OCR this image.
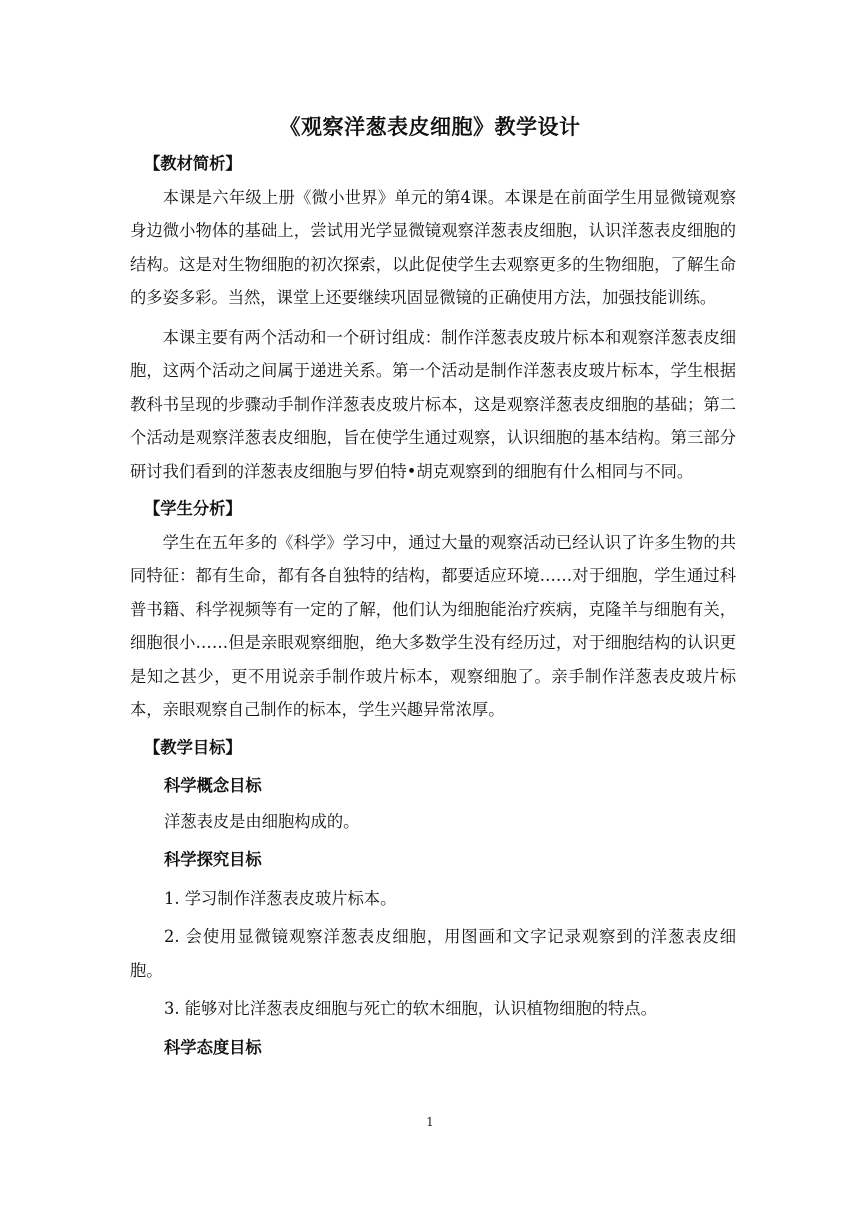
《观察洋葱表皮细胞》教学设计

【教材简析】

本课是六年级上册《微小世界》单元的第4课。本课是在前面学生用显微镜观察身边微小物体的基础上，尝试用光学显微镜观察洋葱表皮细胞，认识洋葱表皮细胞的结构。这是对生物细胞的初次探索，以此促使学生去观察更多的生物细胞，了解生命的多姿多彩。当然，课堂上还要继续巩固显微镜的正确使用方法，加强技能训练。

本课主要有两个活动和一个研讨组成：制作洋葱表皮玻片标本和观察洋葱表皮细胞，这两个活动之间属于递进关系。第一个活动是制作洋葱表皮玻片标本，学生根据教科书呈现的步骤动手制作洋葱表皮玻片标本，这是观察洋葱表皮细胞的基础；第二个活动是观察洋葱表皮细胞，旨在使学生通过观察，认识细胞的基本结构。第三部分研讨我们看到的洋葱表皮细胞与罗伯特•胡克观察到的细胞有什么相同与不同。

【学生分析】

学生在五年多的《科学》学习中，通过大量的观察活动已经认识了许多生物的共同特征：都有生命，都有各自独特的结构，都要适应环境……对于细胞，学生通过科普书籍、科学视频等有一定的了解，他们认为细胞能治疗疾病，克隆羊与细胞有关，细胞很小……但是亲眼观察细胞，绝大多数学生没有经历过，对于细胞结构的认识更是知之甚少，更不用说亲手制作玻片标本，观察细胞了。亲手制作洋葱表皮玻片标本，亲眼观察自己制作的标本，学生兴趣异常浓厚。

【教学目标】

科学概念目标

洋葱表皮是由细胞构成的。

科学探究目标

1. 学习制作洋葱表皮玻片标本。

2. 会使用显微镜观察洋葱表皮细胞，用图画和文字记录观察到的洋葱表皮细胞。

3. 能够对比洋葱表皮细胞与死亡的软木细胞，认识植物细胞的特点。

科学态度目标

1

::::::::

Leave out the pictures and output every record above precisely as given.

OCR this image.
《观察洋葱表皮细胞》教学设计

【教材简析】

本课是六年级上册《微小世界》单元的第4课。本课是在前面学生用显微镜观察身边微小物体的基础上，尝试用光学显微镜观察洋葱表皮细胞，认识洋葱表皮细胞的结构。这是对生物细胞的初次探索，以此促使学生去观察更多的生物细胞，了解生命的多姿多彩。当然，课堂上还要继续巩固显微镜的正确使用方法，加强技能训练。

本课主要有两个活动和一个研讨组成：制作洋葱表皮玻片标本和观察洋葱表皮细胞，这两个活动之间属于递进关系。第一个活动是制作洋葱表皮玻片标本，学生根据教科书呈现的步骤动手制作洋葱表皮玻片标本，这是观察洋葱表皮细胞的基础；第二个活动是观察洋葱表皮细胞，旨在使学生通过观察，认识细胞的基本结构。第三部分研讨我们看到的洋葱表皮细胞与罗伯特•胡克观察到的细胞有什么相同与不同。

【学生分析】

学生在五年多的《科学》学习中，通过大量的观察活动已经认识了许多生物的共同特征：都有生命，都有各自独特的结构，都要适应环境……对于细胞，学生通过科普书籍、科学视频等有一定的了解，他们认为细胞能治疗疾病，克隆羊与细胞有关，细胞很小……但是亲眼观察细胞，绝大多数学生没有经历过，对于细胞结构的认识更是知之甚少，更不用说亲手制作玻片标本，观察细胞了。亲手制作洋葱表皮玻片标本，亲眼观察自己制作的标本，学生兴趣异常浓厚。

【教学目标】

科学概念目标

洋葱表皮是由细胞构成的。

科学探究目标

1. 学习制作洋葱表皮玻片标本。

2. 会使用显微镜观察洋葱表皮细胞，用图画和文字记录观察到的洋葱表皮细胞。

3. 能够对比洋葱表皮细胞与死亡的软木细胞，认识植物细胞的特点。

科学态度目标

1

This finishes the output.